» **What needs to be done**
Return the records in full, exactly as given.

» **Dataset records**
▬▬▬▬▬▬
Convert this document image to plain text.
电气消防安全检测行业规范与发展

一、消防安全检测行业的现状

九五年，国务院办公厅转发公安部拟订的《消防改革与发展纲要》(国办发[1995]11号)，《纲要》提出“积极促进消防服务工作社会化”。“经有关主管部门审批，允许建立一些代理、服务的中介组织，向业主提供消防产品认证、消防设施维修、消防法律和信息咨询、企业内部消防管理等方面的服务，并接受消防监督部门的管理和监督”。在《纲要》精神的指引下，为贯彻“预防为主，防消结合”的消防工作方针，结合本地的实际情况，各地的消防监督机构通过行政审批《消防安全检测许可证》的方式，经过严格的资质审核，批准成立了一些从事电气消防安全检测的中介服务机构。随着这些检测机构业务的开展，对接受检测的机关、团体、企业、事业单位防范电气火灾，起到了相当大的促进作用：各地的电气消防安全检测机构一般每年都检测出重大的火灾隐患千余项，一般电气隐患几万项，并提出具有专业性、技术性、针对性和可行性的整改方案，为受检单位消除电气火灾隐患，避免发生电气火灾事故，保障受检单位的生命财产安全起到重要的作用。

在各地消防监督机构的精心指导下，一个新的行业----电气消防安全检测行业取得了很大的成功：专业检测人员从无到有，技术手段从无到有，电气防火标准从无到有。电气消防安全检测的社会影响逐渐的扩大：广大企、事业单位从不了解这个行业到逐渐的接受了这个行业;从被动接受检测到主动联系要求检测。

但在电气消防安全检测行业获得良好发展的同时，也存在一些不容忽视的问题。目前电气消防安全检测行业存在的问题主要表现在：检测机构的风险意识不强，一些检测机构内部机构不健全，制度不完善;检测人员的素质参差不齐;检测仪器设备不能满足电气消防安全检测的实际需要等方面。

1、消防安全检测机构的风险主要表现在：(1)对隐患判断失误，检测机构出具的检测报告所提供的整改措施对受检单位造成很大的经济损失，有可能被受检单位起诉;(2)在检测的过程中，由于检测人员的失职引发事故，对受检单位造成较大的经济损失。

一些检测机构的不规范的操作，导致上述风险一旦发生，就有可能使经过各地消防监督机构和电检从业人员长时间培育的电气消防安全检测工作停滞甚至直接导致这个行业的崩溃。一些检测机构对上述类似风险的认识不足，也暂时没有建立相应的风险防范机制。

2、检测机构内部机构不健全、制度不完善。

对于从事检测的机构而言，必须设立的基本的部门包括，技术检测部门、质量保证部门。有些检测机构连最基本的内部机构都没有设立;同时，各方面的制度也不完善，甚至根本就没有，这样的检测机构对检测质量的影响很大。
▬▬▬▬▬▬
» **Solution to the problem**
Convert this document image to plain text.
电气消防安全检测行业规范与发展

一、消防安全检测行业的现状

九五年，国务院办公厅转发公安部拟订的《消防改革与发展纲要》(国办发[1995]11号)，《纲要》提出“积极促进消防服务工作社会化”。“经有关主管部门审批，允许建立一些代理、服务的中介组织，向业主提供消防产品认证、消防设施维修、消防法律和信息咨询、企业内部消防管理等方面的服务，并接受消防监督部门的管理和监督”。在《纲要》精神的指引下，为贯彻“预防为主，防消结合”的消防工作方针，结合本地的实际情况，各地的消防监督机构通过行政审批《消防安全检测许可证》的方式，经过严格的资质审核，批准成立了一些从事电气消防安全检测的中介服务机构。随着这些检测机构业务的开展，对接受检测的机关、团体、企业、事业单位防范电气火灾，起到了相当大的促进作用：各地的电气消防安全检测机构一般每年都检测出重大的火灾隐患千余项，一般电气隐患几万项，并提出具有专业性、技术性、针对性和可行性的整改方案，为受检单位消除电气火灾隐患，避免发生电气火灾事故，保障受检单位的生命财产安全起到重要的作用。

在各地消防监督机构的精心指导下，一个新的行业----电气消防安全检测行业取得了很大的成功：专业检测人员从无到有，技术手段从无到有，电气防火标准从无到有。电气消防安全检测的社会影响逐渐的扩大：广大企、事业单位从不了解这个行业到逐渐的接受了这个行业;从被动接受检测到主动联系要求检测。

但在电气消防安全检测行业获得良好发展的同时，也存在一些不容忽视的问题。目前电气消防安全检测行业存在的问题主要表现在：检测机构的风险意识不强，一些检测机构内部机构不健全，制度不完善;检测人员的素质参差不齐;检测仪器设备不能满足电气消防安全检测的实际需要等方面。

1、消防安全检测机构的风险主要表现在：(1)对隐患判断失误，检测机构出具的检测报告所提供的整改措施对受检单位造成很大的经济损失，有可能被受检单位起诉;(2)在检测的过程中，由于检测人员的失职引发事故，对受检单位造成较大的经济损失。

一些检测机构的不规范的操作，导致上述风险一旦发生，就有可能使经过各地消防监督机构和电检从业人员长时间培育的电气消防安全检测工作停滞甚至直接导致这个行业的崩溃。一些检测机构对上述类似风险的认识不足，也暂时没有建立相应的风险防范机制。

2、检测机构内部机构不健全、制度不完善。

对于从事检测的机构而言，必须设立的基本的部门包括，技术检测部门、质量保证部门。有些检测机构连最基本的内部机构都没有设立;同时，各方面的制度也不完善，甚至根本就没有，这样的检测机构对检测质量的影响很大。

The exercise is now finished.